■ Written instruction: Pictures stay out; everything else in the records below is copied exactly.
-- Start of Records for the task --
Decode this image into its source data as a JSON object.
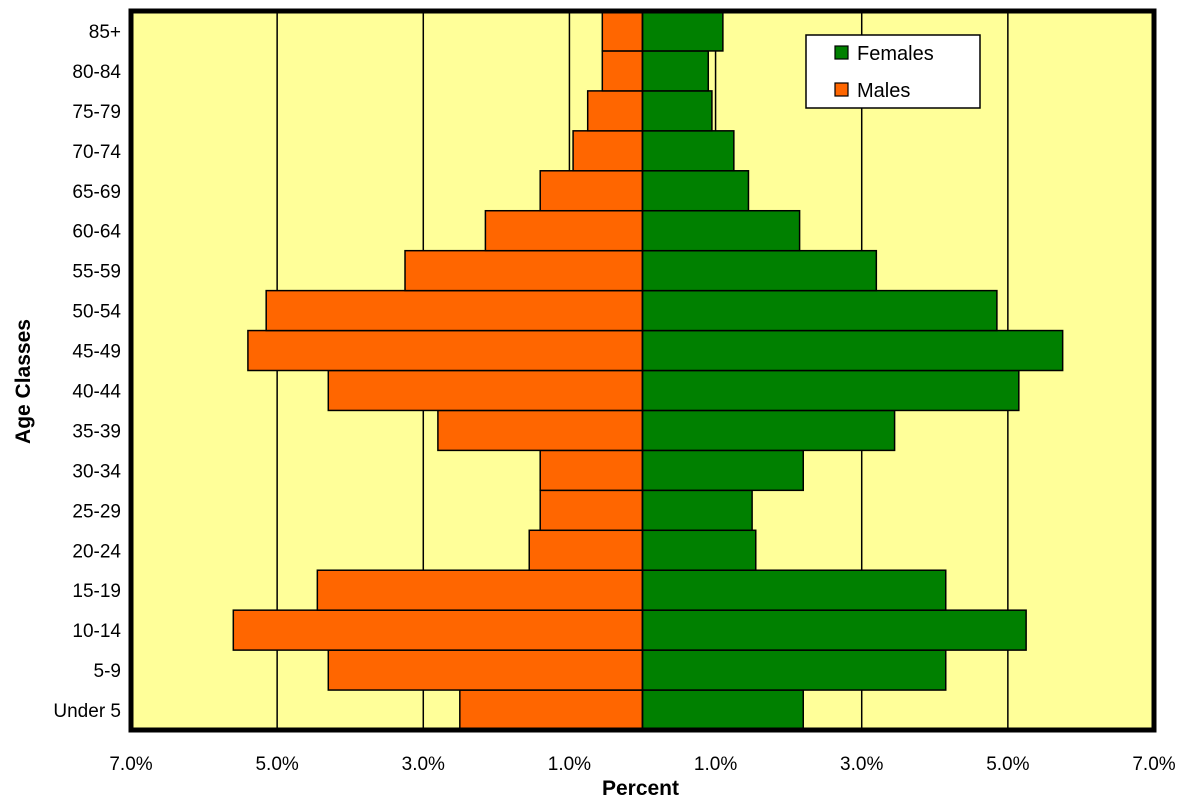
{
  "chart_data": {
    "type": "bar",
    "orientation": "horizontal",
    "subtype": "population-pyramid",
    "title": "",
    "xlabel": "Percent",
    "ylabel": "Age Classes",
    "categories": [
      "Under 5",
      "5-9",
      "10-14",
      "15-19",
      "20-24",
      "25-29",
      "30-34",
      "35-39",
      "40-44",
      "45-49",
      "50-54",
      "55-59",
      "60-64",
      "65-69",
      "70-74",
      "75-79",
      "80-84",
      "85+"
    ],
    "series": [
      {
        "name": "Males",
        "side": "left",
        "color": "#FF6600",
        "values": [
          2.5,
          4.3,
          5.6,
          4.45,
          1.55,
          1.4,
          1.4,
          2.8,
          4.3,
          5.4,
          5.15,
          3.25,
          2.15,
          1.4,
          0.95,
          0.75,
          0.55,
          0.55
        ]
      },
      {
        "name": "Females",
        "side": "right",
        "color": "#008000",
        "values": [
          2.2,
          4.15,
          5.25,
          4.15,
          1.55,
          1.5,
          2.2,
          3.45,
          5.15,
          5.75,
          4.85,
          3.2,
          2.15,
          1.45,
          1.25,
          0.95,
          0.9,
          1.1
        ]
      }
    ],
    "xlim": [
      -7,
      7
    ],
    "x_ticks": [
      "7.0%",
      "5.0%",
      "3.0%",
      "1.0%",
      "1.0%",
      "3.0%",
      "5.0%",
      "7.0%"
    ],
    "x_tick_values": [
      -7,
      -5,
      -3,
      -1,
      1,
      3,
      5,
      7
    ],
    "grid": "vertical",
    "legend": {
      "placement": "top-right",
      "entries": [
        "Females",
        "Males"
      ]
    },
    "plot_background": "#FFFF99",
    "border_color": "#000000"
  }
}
-- End of Records for the task --
■ Exercise output:
Decode this image into its source data as a JSON object.
{
  "chart_data": {
    "type": "bar",
    "orientation": "horizontal",
    "subtype": "population-pyramid",
    "title": "",
    "xlabel": "Percent",
    "ylabel": "Age Classes",
    "categories": [
      "Under 5",
      "5-9",
      "10-14",
      "15-19",
      "20-24",
      "25-29",
      "30-34",
      "35-39",
      "40-44",
      "45-49",
      "50-54",
      "55-59",
      "60-64",
      "65-69",
      "70-74",
      "75-79",
      "80-84",
      "85+"
    ],
    "series": [
      {
        "name": "Males",
        "side": "left",
        "color": "#FF6600",
        "values": [
          2.5,
          4.3,
          5.6,
          4.45,
          1.55,
          1.4,
          1.4,
          2.8,
          4.3,
          5.4,
          5.15,
          3.25,
          2.15,
          1.4,
          0.95,
          0.75,
          0.55,
          0.55
        ]
      },
      {
        "name": "Females",
        "side": "right",
        "color": "#008000",
        "values": [
          2.2,
          4.15,
          5.25,
          4.15,
          1.55,
          1.5,
          2.2,
          3.45,
          5.15,
          5.75,
          4.85,
          3.2,
          2.15,
          1.45,
          1.25,
          0.95,
          0.9,
          1.1
        ]
      }
    ],
    "xlim": [
      -7,
      7
    ],
    "x_ticks": [
      "7.0%",
      "5.0%",
      "3.0%",
      "1.0%",
      "1.0%",
      "3.0%",
      "5.0%",
      "7.0%"
    ],
    "x_tick_values": [
      -7,
      -5,
      -3,
      -1,
      1,
      3,
      5,
      7
    ],
    "grid": "vertical",
    "legend": {
      "placement": "top-right",
      "entries": [
        "Females",
        "Males"
      ]
    },
    "plot_background": "#FFFF99",
    "border_color": "#000000"
  }
}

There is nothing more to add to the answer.